RECORDS:

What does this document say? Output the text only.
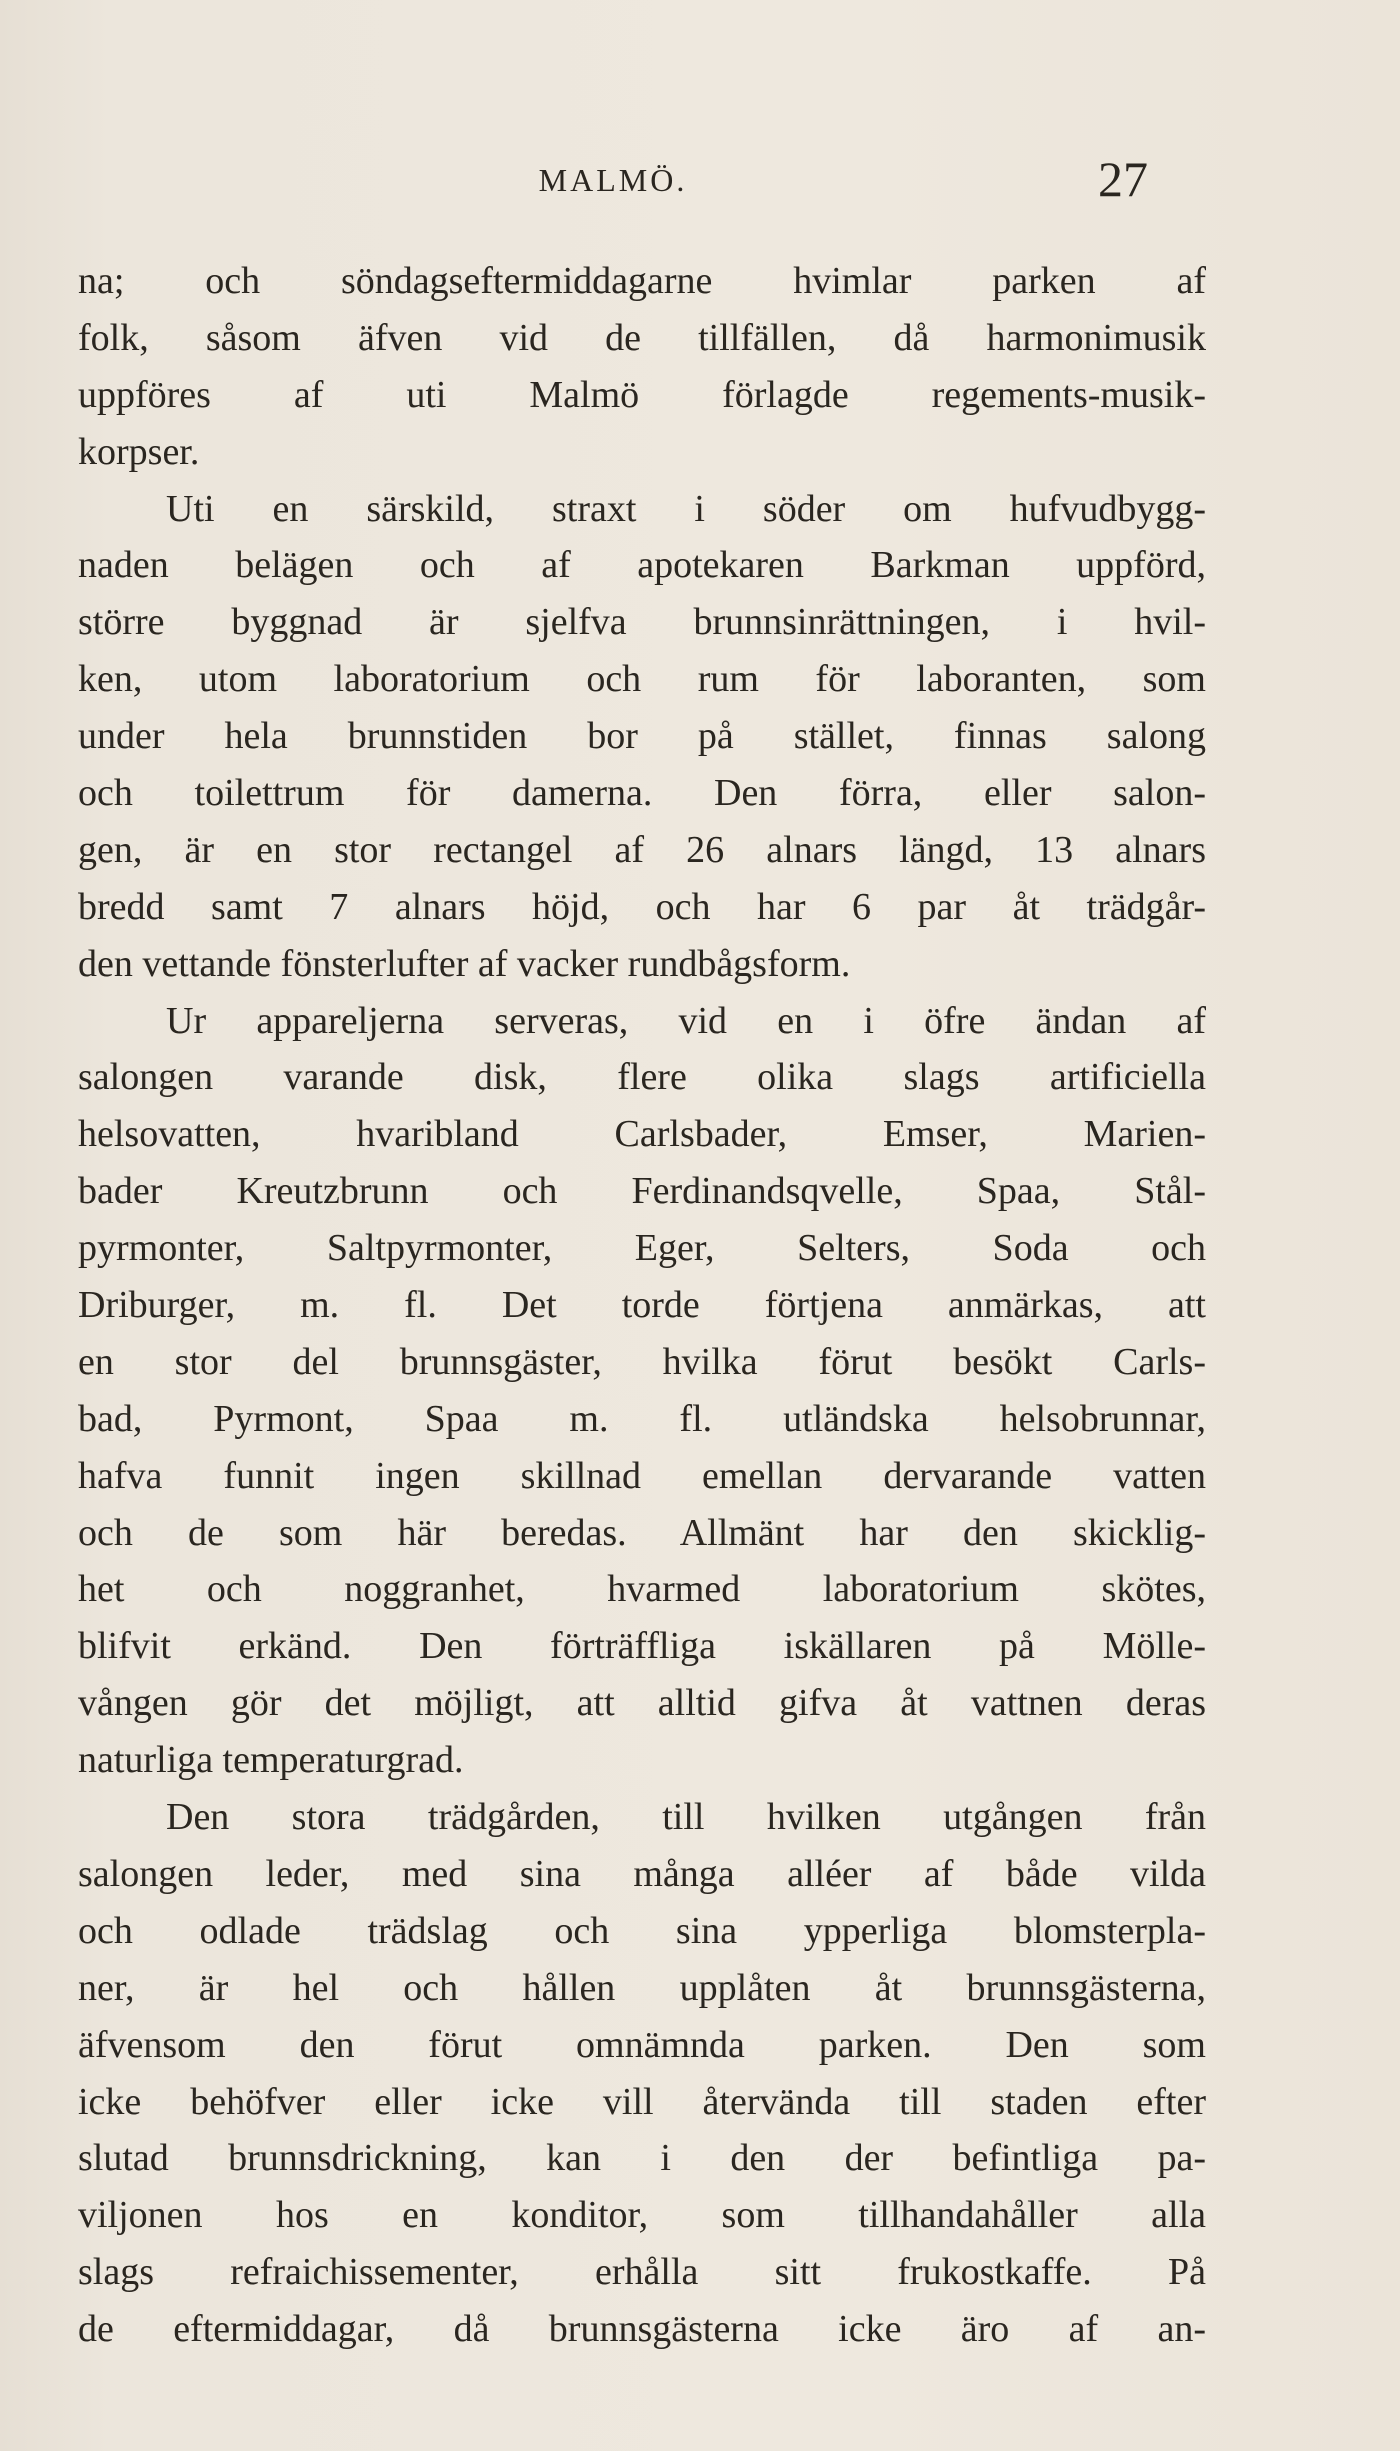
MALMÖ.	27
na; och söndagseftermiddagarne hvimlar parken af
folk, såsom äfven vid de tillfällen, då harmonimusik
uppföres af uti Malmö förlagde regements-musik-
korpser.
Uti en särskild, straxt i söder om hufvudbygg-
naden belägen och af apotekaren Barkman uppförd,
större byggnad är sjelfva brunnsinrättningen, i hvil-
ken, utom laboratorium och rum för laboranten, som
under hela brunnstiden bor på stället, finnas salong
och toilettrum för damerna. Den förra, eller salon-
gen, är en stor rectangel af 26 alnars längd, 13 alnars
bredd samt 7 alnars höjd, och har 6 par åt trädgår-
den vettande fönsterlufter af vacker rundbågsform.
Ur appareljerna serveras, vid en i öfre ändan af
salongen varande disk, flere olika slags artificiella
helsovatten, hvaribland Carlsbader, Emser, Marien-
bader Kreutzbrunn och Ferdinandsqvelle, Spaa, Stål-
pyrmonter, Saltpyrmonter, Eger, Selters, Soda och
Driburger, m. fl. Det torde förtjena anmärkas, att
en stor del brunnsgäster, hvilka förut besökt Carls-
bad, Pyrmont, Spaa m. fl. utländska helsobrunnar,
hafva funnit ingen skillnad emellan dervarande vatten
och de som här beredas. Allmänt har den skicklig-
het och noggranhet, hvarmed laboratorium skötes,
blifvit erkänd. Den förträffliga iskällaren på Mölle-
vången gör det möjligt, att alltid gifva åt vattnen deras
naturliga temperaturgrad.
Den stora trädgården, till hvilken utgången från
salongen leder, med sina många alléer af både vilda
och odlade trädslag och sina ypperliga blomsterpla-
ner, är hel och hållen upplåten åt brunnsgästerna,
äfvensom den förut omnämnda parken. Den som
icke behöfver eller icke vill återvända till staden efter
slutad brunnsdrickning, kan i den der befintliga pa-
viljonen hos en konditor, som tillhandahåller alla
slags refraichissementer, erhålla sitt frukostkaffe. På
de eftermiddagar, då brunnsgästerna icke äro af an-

* * *

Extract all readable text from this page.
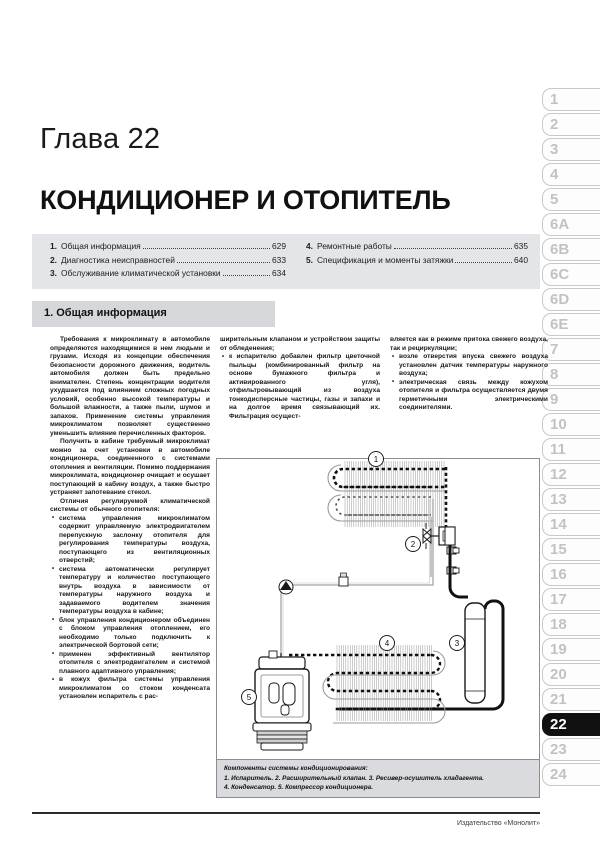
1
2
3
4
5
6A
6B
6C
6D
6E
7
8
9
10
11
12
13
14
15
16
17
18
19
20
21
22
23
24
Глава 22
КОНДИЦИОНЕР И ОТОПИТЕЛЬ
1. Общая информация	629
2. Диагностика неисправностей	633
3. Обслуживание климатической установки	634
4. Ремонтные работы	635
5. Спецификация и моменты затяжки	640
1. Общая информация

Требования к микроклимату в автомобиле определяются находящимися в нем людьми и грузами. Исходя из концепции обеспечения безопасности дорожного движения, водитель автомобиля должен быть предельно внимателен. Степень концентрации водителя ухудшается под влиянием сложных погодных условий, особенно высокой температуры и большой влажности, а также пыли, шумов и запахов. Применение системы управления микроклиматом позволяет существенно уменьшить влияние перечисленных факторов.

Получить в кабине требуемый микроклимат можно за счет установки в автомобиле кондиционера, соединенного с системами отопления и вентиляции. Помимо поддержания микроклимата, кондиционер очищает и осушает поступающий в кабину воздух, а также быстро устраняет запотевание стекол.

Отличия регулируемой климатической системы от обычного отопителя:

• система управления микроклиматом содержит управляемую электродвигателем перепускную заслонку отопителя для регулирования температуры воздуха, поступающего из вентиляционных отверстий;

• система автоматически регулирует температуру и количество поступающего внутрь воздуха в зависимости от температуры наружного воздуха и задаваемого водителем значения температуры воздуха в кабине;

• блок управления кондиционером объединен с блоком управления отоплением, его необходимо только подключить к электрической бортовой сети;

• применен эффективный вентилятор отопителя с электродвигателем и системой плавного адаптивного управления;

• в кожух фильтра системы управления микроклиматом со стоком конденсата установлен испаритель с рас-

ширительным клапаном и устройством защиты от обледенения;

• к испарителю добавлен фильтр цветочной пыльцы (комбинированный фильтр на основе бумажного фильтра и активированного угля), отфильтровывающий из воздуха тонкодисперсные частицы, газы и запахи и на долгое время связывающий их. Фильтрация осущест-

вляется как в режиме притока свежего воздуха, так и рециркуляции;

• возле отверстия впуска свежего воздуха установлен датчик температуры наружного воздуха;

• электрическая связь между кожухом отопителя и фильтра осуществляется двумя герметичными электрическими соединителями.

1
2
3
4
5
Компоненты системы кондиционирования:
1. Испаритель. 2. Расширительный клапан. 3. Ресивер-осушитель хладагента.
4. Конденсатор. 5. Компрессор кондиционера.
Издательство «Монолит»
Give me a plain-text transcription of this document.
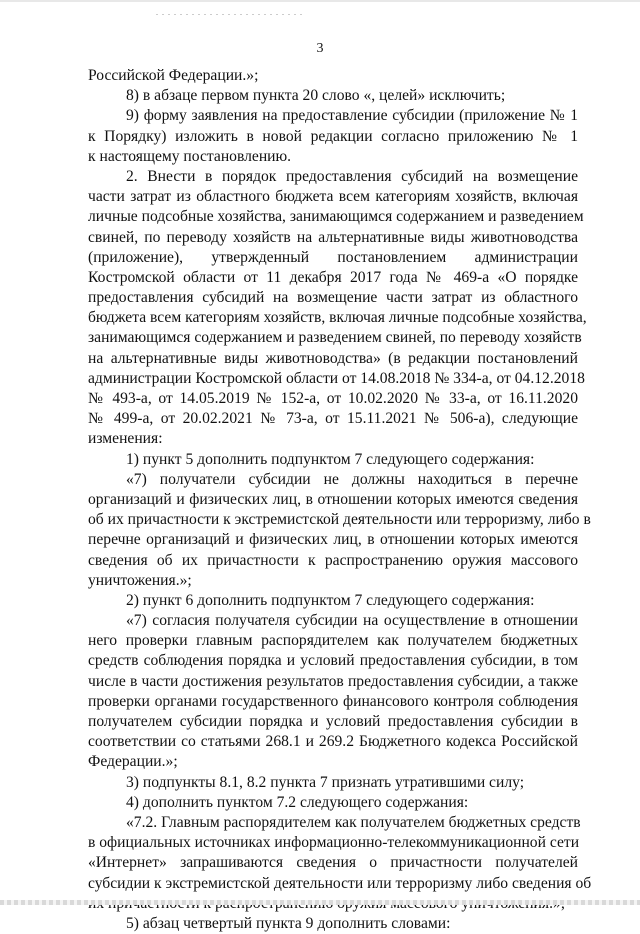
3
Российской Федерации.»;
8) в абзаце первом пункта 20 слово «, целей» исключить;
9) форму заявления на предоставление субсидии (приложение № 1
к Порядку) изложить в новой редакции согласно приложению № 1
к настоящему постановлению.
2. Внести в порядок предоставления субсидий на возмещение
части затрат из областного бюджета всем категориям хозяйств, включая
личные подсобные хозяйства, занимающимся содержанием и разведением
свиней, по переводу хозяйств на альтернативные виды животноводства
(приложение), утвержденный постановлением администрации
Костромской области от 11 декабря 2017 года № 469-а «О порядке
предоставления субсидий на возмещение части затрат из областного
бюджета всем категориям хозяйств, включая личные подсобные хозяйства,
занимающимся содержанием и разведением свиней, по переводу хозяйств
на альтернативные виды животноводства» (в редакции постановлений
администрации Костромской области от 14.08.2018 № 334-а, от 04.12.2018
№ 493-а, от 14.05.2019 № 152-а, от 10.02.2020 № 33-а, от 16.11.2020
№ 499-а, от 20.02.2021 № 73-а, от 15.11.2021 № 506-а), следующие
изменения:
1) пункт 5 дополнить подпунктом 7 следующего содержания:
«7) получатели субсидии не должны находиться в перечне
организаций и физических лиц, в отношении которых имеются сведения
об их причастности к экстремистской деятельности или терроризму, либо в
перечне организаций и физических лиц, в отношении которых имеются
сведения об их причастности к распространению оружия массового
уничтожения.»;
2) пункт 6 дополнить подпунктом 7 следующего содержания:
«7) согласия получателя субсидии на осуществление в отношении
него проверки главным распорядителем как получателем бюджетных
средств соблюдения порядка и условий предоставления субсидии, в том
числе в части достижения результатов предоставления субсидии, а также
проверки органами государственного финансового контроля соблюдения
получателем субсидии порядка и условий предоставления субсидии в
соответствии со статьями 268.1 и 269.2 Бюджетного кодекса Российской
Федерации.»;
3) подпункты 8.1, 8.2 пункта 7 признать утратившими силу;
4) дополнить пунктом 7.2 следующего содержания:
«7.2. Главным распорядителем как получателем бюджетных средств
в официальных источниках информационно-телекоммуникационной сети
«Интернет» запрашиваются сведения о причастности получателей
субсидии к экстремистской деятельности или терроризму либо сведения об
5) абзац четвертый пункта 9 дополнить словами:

---

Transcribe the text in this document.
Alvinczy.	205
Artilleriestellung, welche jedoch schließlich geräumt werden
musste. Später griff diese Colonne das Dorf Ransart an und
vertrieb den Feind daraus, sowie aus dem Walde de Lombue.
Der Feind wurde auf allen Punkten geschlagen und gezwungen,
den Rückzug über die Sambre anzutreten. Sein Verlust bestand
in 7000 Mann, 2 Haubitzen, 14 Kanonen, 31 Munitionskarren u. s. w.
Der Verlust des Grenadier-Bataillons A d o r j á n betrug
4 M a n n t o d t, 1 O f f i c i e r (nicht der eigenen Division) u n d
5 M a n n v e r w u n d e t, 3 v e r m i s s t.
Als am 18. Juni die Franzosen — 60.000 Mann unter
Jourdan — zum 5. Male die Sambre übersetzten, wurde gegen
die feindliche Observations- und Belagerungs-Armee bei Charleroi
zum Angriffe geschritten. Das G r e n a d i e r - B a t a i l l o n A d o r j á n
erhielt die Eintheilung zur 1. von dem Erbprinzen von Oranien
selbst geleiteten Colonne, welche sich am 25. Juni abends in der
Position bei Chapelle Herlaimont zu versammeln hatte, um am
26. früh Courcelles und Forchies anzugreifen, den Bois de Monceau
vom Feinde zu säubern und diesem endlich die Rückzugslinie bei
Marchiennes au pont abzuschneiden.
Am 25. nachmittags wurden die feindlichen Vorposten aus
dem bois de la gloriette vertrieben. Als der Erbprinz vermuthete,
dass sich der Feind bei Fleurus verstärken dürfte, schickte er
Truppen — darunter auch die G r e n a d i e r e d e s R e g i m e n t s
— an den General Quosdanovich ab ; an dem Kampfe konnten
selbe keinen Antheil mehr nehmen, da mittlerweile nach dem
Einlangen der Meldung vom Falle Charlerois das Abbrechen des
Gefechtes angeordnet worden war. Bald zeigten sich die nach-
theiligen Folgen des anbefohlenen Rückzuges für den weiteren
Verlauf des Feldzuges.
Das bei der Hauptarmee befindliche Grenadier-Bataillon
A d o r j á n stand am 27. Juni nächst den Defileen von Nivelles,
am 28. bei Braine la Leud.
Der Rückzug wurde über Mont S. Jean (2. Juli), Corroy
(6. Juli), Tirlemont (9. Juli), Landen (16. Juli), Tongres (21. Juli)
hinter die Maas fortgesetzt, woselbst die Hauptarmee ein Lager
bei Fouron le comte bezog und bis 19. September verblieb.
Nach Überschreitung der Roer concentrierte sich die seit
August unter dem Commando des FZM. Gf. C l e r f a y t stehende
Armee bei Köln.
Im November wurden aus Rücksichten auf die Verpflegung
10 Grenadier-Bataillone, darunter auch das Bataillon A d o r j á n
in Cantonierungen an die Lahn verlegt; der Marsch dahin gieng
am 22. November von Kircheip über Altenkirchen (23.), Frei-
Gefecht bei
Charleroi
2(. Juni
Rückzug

OBJECTIVE:
Note every line above where the string "подсобные" shows up, and copy those lines.

PROBLEM SOLUTION:
личные подсобные хозяйства, занимающимся содержанием и разведением
бюджета всем категориям хозяйств, включая личные подсобные хозяйства,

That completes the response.